WORK TO COMPLETE: Reproduce the records that follow in full, excluding any picture they contain.

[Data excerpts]
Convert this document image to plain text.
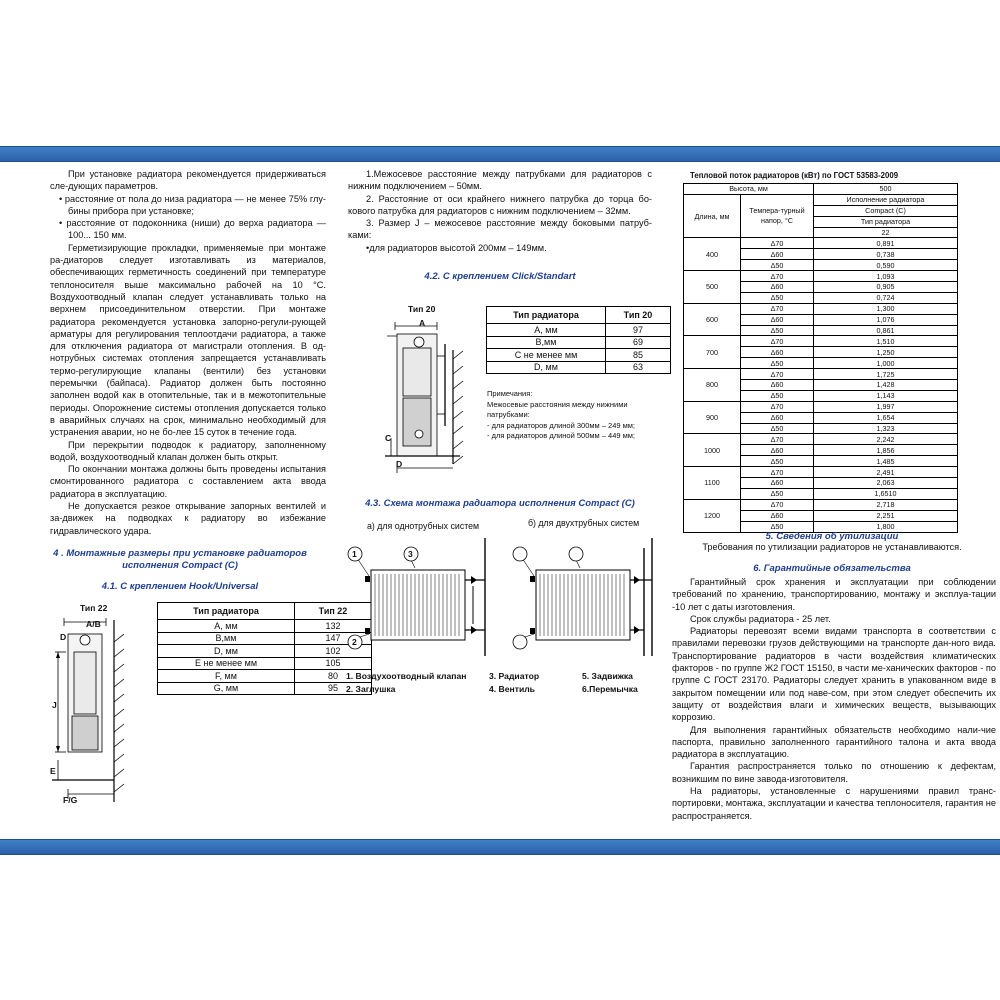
При установке радиатора рекомендуется придерживаться сле-дующих параметров.

• расстояние от пола до низа радиатора — не менее 75% глу-бины прибора при установке;

• расстояние от подоконника (ниши) до верха радиатора — 100... 150 мм.

Герметизирующие прокладки, применяемые при монтаже ра-диаторов следует изготавливать из материалов, обеспечивающих герметичность соединений при температуре теплоносителя выше максимально рабочей на 10 °С. Воздухоотводный клапан следует устанавливать только на верхнем присоединительном отверстии. При монтаже радиатора рекомендуется установка запорно-регули-рующей арматуры для регулирования теплоотдачи радиатора, а также для отключения радиатора от магистрали отопления. В од-нотрубных системах отопления запрещается устанавливать термо-регулирующие клапаны (вентили) без установки перемычки (байпаса). Радиатор должен быть постоянно заполнен водой как в отопительные, так и в межотопительные периоды. Опорожнение системы отопления допускается только в аварийных случаях на срок, минимально необходимый для устранения аварии, но не бо-лее 15 суток в течение года.

При перекрытии подводок к радиатору, заполненному водой, воздухоотводный клапан должен быть открыт.

По окончании монтажа должны быть проведены испытания смонтированного радиатора с составлением акта ввода радиатора в эксплуатацию.

Не допускается резкое открывание запорных вентилей и за-движек на подводках к радиатору во избежание гидравлического удара.

4 . Монтажные размеры при установке радиаторов
исполнения Compact (C)
4.1. С креплением Hook/Universal
Тип 22
A/B
D
J
E
F/G
Тип радиатора	Тип 22
A, мм	132
B,мм	147
D, мм	102
E не менее мм	105
F, мм	80
G, мм	95

1.Межосевое расстояние между патрубками для радиаторов с нижним подключением – 50мм.

2. Расстояние от оси крайнего нижнего патрубка до торца бо-кового патрубка для радиаторов с нижним подключением – 32мм.

3. Размер J – межосевое расстояние между боковыми патруб-ками:

•для радиаторов высотой 200мм – 149мм.

4.2. С креплением Click/Standart
Тип 20
A
C
D
Тип радиатора	Тип 20
A, мм	97
B,мм	69
C не менее мм	85
D, мм	63
Примечания:
Межосевые расстояния между нижними патрубками:
- для радиаторов длиной 300мм – 249 мм;
- для радиаторов длиной 500мм – 449 мм;
4.3. Схема монтажа радиатора исполнения Compact (C)
а) для однотрубных систем	б) для двухтрубных систем
1
2
3
1. Воздухоотводный клапан
2. Заглушка
3. Радиатор
4. Вентиль
5. Задвижка
6.Перемычка
Тепловой поток радиаторов (кВт) по ГОСТ 53583-2009
Высота, мм		500
Длина, мм	Темпера-турный напор, °С	Исполнение радиатора
		Compact (C)
		Тип радиатора
		22
400	Δ70	0,891
	Δ60	0,738
	Δ50	0,590
500	Δ70	1,093
	Δ60	0,905
	Δ50	0,724
600	Δ70	1,300
	Δ60	1,076
	Δ50	0,861
700	Δ70	1,510
	Δ60	1,250
	Δ50	1,000
800	Δ70	1,725
	Δ60	1,428
	Δ50	1,143
900	Δ70	1,997
	Δ60	1,654
	Δ50	1,323
1000	Δ70	2,242
	Δ60	1,856
	Δ50	1,485
1100	Δ70	2,491
	Δ60	2,063
	Δ50	1,6510
1200	Δ70	2,718
	Δ60	2,251
	Δ50	1,800
5. Сведения об утилизации
Требования по утилизации радиаторов не устанавливаются.
6. Гарантийные обязательства

Гарантийный срок хранения и эксплуатации при соблюдении требований по хранению, транспортированию, монтажу и эксплуа-тации -10 лет с даты изготовления.

Срок службы радиатора - 25 лет.

Радиаторы перевозят всеми видами транспорта в соответствии с правилами перевозки грузов действующими на транспорте дан-ного вида. Транспортирование радиаторов в части воздействия климатических факторов - по группе Ж2 ГОСТ 15150, в части ме-ханических факторов - по группе С ГОСТ 23170. Радиаторы следует хранить в упакованном виде в закрытом помещении или под наве-сом, при этом следует обеспечить их защиту от воздействия влаги и химических веществ, вызывающих коррозию.

Для выполнения гарантийных обязательств необходимо нали-чие паспорта, правильно заполненного гарантийного талона и акта ввода радиатора в эксплуатацию.

Гарантия распространяется только по отношению к дефектам, возникшим по вине завода-изготовителя.

На радиаторы, установленные с нарушениями правил транс-портировки, монтажа, эксплуатации и качества теплоносителя, гарантия не распространяется.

RESULT:
Convert this document image to plain text.
При установке радиатора рекомендуется придерживаться сле-дующих параметров.

• расстояние от пола до низа радиатора — не менее 75% глу-бины прибора при установке;

• расстояние от подоконника (ниши) до верха радиатора — 100... 150 мм.

Герметизирующие прокладки, применяемые при монтаже ра-диаторов следует изготавливать из материалов, обеспечивающих герметичность соединений при температуре теплоносителя выше максимально рабочей на 10 °С. Воздухоотводный клапан следует устанавливать только на верхнем присоединительном отверстии. При монтаже радиатора рекомендуется установка запорно-регули-рующей арматуры для регулирования теплоотдачи радиатора, а также для отключения радиатора от магистрали отопления. В од-нотрубных системах отопления запрещается устанавливать термо-регулирующие клапаны (вентили) без установки перемычки (байпаса). Радиатор должен быть постоянно заполнен водой как в отопительные, так и в межотопительные периоды. Опорожнение системы отопления допускается только в аварийных случаях на срок, минимально необходимый для устранения аварии, но не бо-лее 15 суток в течение года.

При перекрытии подводок к радиатору, заполненному водой, воздухоотводный клапан должен быть открыт.

По окончании монтажа должны быть проведены испытания смонтированного радиатора с составлением акта ввода радиатора в эксплуатацию.

Не допускается резкое открывание запорных вентилей и за-движек на подводках к радиатору во избежание гидравлического удара.

4 . Монтажные размеры при установке радиаторов
исполнения Compact (C)
4.1. С креплением Hook/Universal
Тип 22
A/B
D
J
E
F/G
Тип радиатора	Тип 22
A, мм	132
B,мм	147
D, мм	102
E не менее мм	105
F, мм	80
G, мм	95

1.Межосевое расстояние между патрубками для радиаторов с нижним подключением – 50мм.

2. Расстояние от оси крайнего нижнего патрубка до торца бо-кового патрубка для радиаторов с нижним подключением – 32мм.

3. Размер J – межосевое расстояние между боковыми патруб-ками:

•для радиаторов высотой 200мм – 149мм.

4.2. С креплением Click/Standart
Тип 20
A
C
D
Тип радиатора	Тип 20
A, мм	97
B,мм	69
C не менее мм	85
D, мм	63
Примечания:
Межосевые расстояния между нижними патрубками:
- для радиаторов длиной 300мм – 249 мм;
- для радиаторов длиной 500мм – 449 мм;
4.3. Схема монтажа радиатора исполнения Compact (C)
а) для однотрубных систем	б) для двухтрубных систем
1
2
3
1. Воздухоотводный клапан
2. Заглушка
3. Радиатор
4. Вентиль
5. Задвижка
6.Перемычка
Тепловой поток радиаторов (кВт) по ГОСТ 53583-2009
Высота, мм		500
Длина, мм	Темпера-турный напор, °С	Исполнение радиатора
		Compact (C)
		Тип радиатора
		22
400	Δ70	0,891
	Δ60	0,738
	Δ50	0,590
500	Δ70	1,093
	Δ60	0,905
	Δ50	0,724
600	Δ70	1,300
	Δ60	1,076
	Δ50	0,861
700	Δ70	1,510
	Δ60	1,250
	Δ50	1,000
800	Δ70	1,725
	Δ60	1,428
	Δ50	1,143
900	Δ70	1,997
	Δ60	1,654
	Δ50	1,323
1000	Δ70	2,242
	Δ60	1,856
	Δ50	1,485
1100	Δ70	2,491
	Δ60	2,063
	Δ50	1,6510
1200	Δ70	2,718
	Δ60	2,251
	Δ50	1,800
5. Сведения об утилизации
Требования по утилизации радиаторов не устанавливаются.
6. Гарантийные обязательства

Гарантийный срок хранения и эксплуатации при соблюдении требований по хранению, транспортированию, монтажу и эксплуа-тации -10 лет с даты изготовления.

Срок службы радиатора - 25 лет.

Радиаторы перевозят всеми видами транспорта в соответствии с правилами перевозки грузов действующими на транспорте дан-ного вида. Транспортирование радиаторов в части воздействия климатических факторов - по группе Ж2 ГОСТ 15150, в части ме-ханических факторов - по группе С ГОСТ 23170. Радиаторы следует хранить в упакованном виде в закрытом помещении или под наве-сом, при этом следует обеспечить их защиту от воздействия влаги и химических веществ, вызывающих коррозию.

Для выполнения гарантийных обязательств необходимо нали-чие паспорта, правильно заполненного гарантийного талона и акта ввода радиатора в эксплуатацию.

Гарантия распространяется только по отношению к дефектам, возникшим по вине завода-изготовителя.

На радиаторы, установленные с нарушениями правил транс-портировки, монтажа, эксплуатации и качества теплоносителя, гарантия не распространяется.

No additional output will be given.